#### [Records supplied]
· · · ·
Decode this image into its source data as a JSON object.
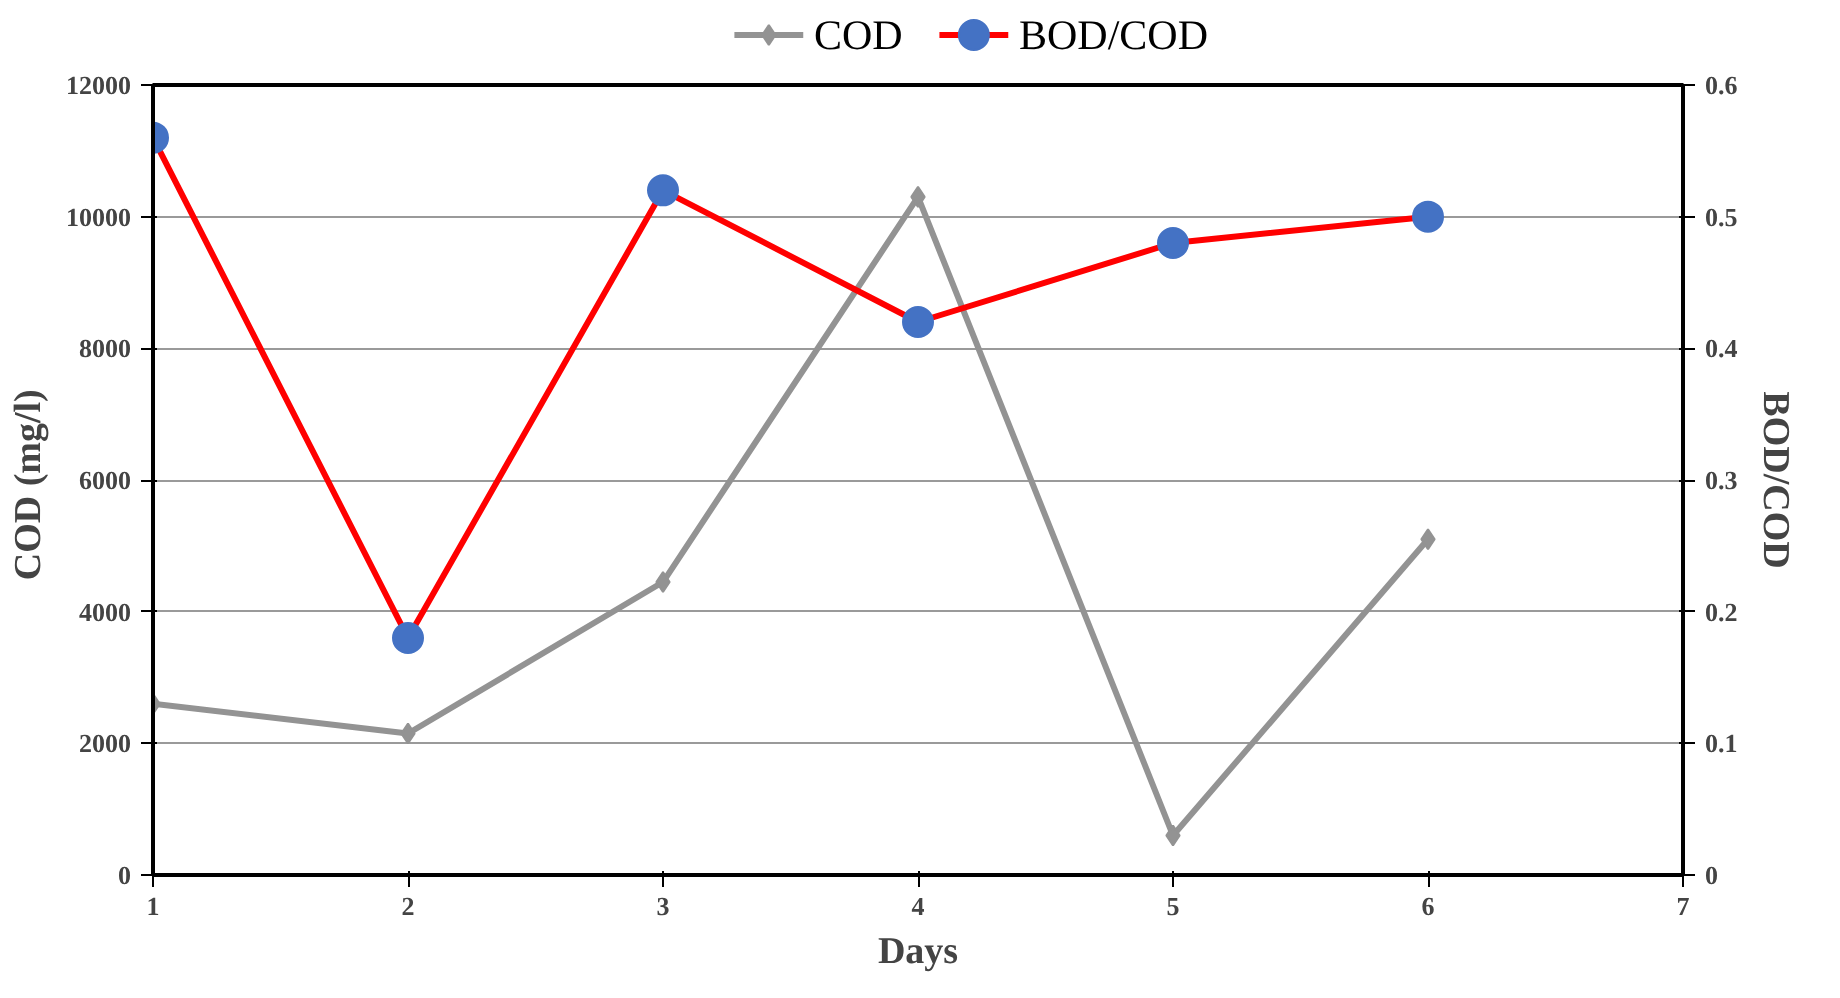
{
  "chart_data": {
    "type": "line",
    "xlabel": "Days",
    "ylabel": "COD  (mg/l)",
    "y2label": "BOD/COD",
    "x": [
      1,
      2,
      3,
      4,
      5,
      6
    ],
    "series": [
      {
        "name": "COD",
        "color": "#939393",
        "marker": "diamond",
        "values": [
          2600,
          2150,
          4450,
          10300,
          600,
          5100
        ]
      },
      {
        "name": "BOD/COD",
        "color": "#ff0000",
        "marker": "circle",
        "axis": "y2",
        "values": [
          0.56,
          0.18,
          0.52,
          0.42,
          0.48,
          0.5
        ]
      }
    ],
    "xlim": [
      1,
      7
    ],
    "xticks": [
      1,
      2,
      3,
      4,
      5,
      6,
      7
    ],
    "ylim": [
      0,
      12000
    ],
    "yticks": [
      0,
      2000,
      4000,
      6000,
      8000,
      10000,
      12000
    ],
    "y2lim": [
      0,
      0.6
    ],
    "y2ticks": [
      0,
      0.1,
      0.2,
      0.3,
      0.4,
      0.5,
      0.6
    ],
    "grid": "y",
    "legend": "top"
  }
}
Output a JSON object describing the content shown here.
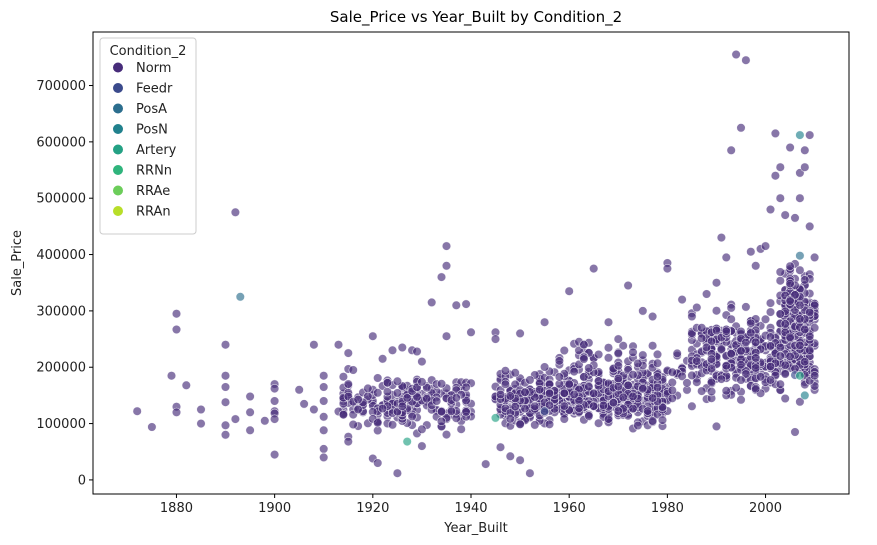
{
  "chart_data": {
    "type": "scatter",
    "title": "Sale_Price vs Year_Built by Condition_2",
    "xlabel": "Year_Built",
    "ylabel": "Sale_Price",
    "xlim": [
      1863,
      2017
    ],
    "ylim": [
      -25000,
      795000
    ],
    "xticks": [
      1880,
      1900,
      1920,
      1940,
      1960,
      1980,
      2000
    ],
    "yticks": [
      0,
      100000,
      200000,
      300000,
      400000,
      500000,
      600000,
      700000
    ],
    "legend": {
      "title": "Condition_2",
      "placement": "top-left",
      "entries": [
        {
          "name": "Norm",
          "color": "#472c7a"
        },
        {
          "name": "Feedr",
          "color": "#3b4a8c"
        },
        {
          "name": "PosA",
          "color": "#2c6e8e"
        },
        {
          "name": "PosN",
          "color": "#21818d"
        },
        {
          "name": "Artery",
          "color": "#24a184"
        },
        {
          "name": "RRNn",
          "color": "#2fb47c"
        },
        {
          "name": "RRAe",
          "color": "#6ccd5a"
        },
        {
          "name": "RRAn",
          "color": "#b8de29"
        }
      ]
    },
    "series": [
      {
        "name": "Norm",
        "color": "#472c7a",
        "points": [
          [
            1872,
            122000
          ],
          [
            1875,
            94000
          ],
          [
            1879,
            185000
          ],
          [
            1880,
            130000
          ],
          [
            1880,
            120000
          ],
          [
            1880,
            295000
          ],
          [
            1880,
            267000
          ],
          [
            1882,
            168000
          ],
          [
            1885,
            100000
          ],
          [
            1885,
            125000
          ],
          [
            1890,
            240000
          ],
          [
            1890,
            185000
          ],
          [
            1890,
            165000
          ],
          [
            1890,
            138000
          ],
          [
            1890,
            97000
          ],
          [
            1890,
            80000
          ],
          [
            1892,
            475000
          ],
          [
            1892,
            108000
          ],
          [
            1895,
            148000
          ],
          [
            1895,
            120000
          ],
          [
            1895,
            88000
          ],
          [
            1898,
            105000
          ],
          [
            1900,
            170000
          ],
          [
            1900,
            162000
          ],
          [
            1900,
            140000
          ],
          [
            1900,
            122000
          ],
          [
            1900,
            118000
          ],
          [
            1900,
            108000
          ],
          [
            1900,
            45000
          ],
          [
            1905,
            160000
          ],
          [
            1906,
            135000
          ],
          [
            1908,
            240000
          ],
          [
            1908,
            125000
          ],
          [
            1910,
            185000
          ],
          [
            1910,
            165000
          ],
          [
            1910,
            140000
          ],
          [
            1910,
            112000
          ],
          [
            1910,
            88000
          ],
          [
            1910,
            55000
          ],
          [
            1910,
            40000
          ],
          [
            1913,
            240000
          ],
          [
            1915,
            225000
          ],
          [
            1916,
            195000
          ],
          [
            1920,
            255000
          ],
          [
            1922,
            215000
          ],
          [
            1924,
            230000
          ],
          [
            1925,
            175000
          ],
          [
            1926,
            235000
          ],
          [
            1928,
            230000
          ],
          [
            1929,
            228000
          ],
          [
            1930,
            210000
          ],
          [
            1930,
            60000
          ],
          [
            1932,
            315000
          ],
          [
            1934,
            360000
          ],
          [
            1935,
            415000
          ],
          [
            1935,
            380000
          ],
          [
            1935,
            255000
          ],
          [
            1937,
            310000
          ],
          [
            1939,
            312000
          ],
          [
            1940,
            262000
          ],
          [
            1945,
            262000
          ],
          [
            1945,
            250000
          ],
          [
            1946,
            58000
          ],
          [
            1948,
            42000
          ],
          [
            1950,
            260000
          ],
          [
            1950,
            35000
          ],
          [
            1952,
            12000
          ],
          [
            1955,
            280000
          ],
          [
            1960,
            335000
          ],
          [
            1963,
            240000
          ],
          [
            1965,
            375000
          ],
          [
            1968,
            280000
          ],
          [
            1970,
            250000
          ],
          [
            1972,
            345000
          ],
          [
            1975,
            300000
          ],
          [
            1977,
            290000
          ],
          [
            1980,
            385000
          ],
          [
            1980,
            375000
          ],
          [
            1983,
            320000
          ],
          [
            1985,
            290000
          ],
          [
            1988,
            330000
          ],
          [
            1990,
            350000
          ],
          [
            1990,
            95000
          ],
          [
            1991,
            430000
          ],
          [
            1992,
            395000
          ],
          [
            1993,
            585000
          ],
          [
            1994,
            755000
          ],
          [
            1995,
            625000
          ],
          [
            1996,
            745000
          ],
          [
            1997,
            405000
          ],
          [
            1998,
            380000
          ],
          [
            1999,
            410000
          ],
          [
            2000,
            415000
          ],
          [
            2001,
            480000
          ],
          [
            2002,
            540000
          ],
          [
            2002,
            615000
          ],
          [
            2003,
            555000
          ],
          [
            2003,
            500000
          ],
          [
            2004,
            470000
          ],
          [
            2005,
            590000
          ],
          [
            2006,
            465000
          ],
          [
            2006,
            85000
          ],
          [
            2007,
            545000
          ],
          [
            2007,
            500000
          ],
          [
            2008,
            585000
          ],
          [
            2008,
            555000
          ],
          [
            2009,
            612000
          ],
          [
            2009,
            450000
          ],
          [
            2010,
            395000
          ],
          [
            2010,
            270000
          ],
          [
            2010,
            185000
          ],
          [
            1925,
            12000
          ],
          [
            1920,
            38000
          ],
          [
            1943,
            28000
          ],
          [
            1915,
            68000
          ],
          [
            1921,
            30000
          ]
        ]
      },
      {
        "name": "Feedr",
        "color": "#3b4a8c",
        "points": [
          [
            1955,
            122000
          ],
          [
            2006,
            186000
          ]
        ]
      },
      {
        "name": "PosA",
        "color": "#2c6e8e",
        "points": [
          [
            1893,
            325000
          ],
          [
            2007,
            398000
          ]
        ]
      },
      {
        "name": "PosN",
        "color": "#21818d",
        "points": [
          [
            2007,
            612000
          ],
          [
            2008,
            150000
          ]
        ]
      },
      {
        "name": "Artery",
        "color": "#24a184",
        "points": [
          [
            1927,
            68000
          ],
          [
            1945,
            110000
          ],
          [
            2007,
            185000
          ]
        ]
      },
      {
        "name": "RRNn",
        "color": "#2fb47c",
        "points": []
      },
      {
        "name": "RRAe",
        "color": "#6ccd5a",
        "points": []
      },
      {
        "name": "RRAn",
        "color": "#b8de29",
        "points": []
      }
    ],
    "clusters": [
      {
        "series": "Norm",
        "xmin": 1913,
        "xmax": 1940,
        "ymin": 70000,
        "ymax": 200000,
        "count": 220,
        "seed": 11
      },
      {
        "series": "Norm",
        "xmin": 1945,
        "xmax": 1980,
        "ymin": 80000,
        "ymax": 210000,
        "count": 520,
        "seed": 23
      },
      {
        "series": "Norm",
        "xmin": 1955,
        "xmax": 1985,
        "ymin": 110000,
        "ymax": 270000,
        "count": 120,
        "seed": 31
      },
      {
        "series": "Norm",
        "xmin": 1985,
        "xmax": 2010,
        "ymin": 120000,
        "ymax": 330000,
        "count": 420,
        "seed": 47
      },
      {
        "series": "Norm",
        "xmin": 2003,
        "xmax": 2010,
        "ymin": 200000,
        "ymax": 420000,
        "count": 140,
        "seed": 59
      }
    ]
  }
}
· · · ·
#### [Do this]
How many of the lines above contain the string "seed"? Give the number only.

#### [Solution for this problem]
5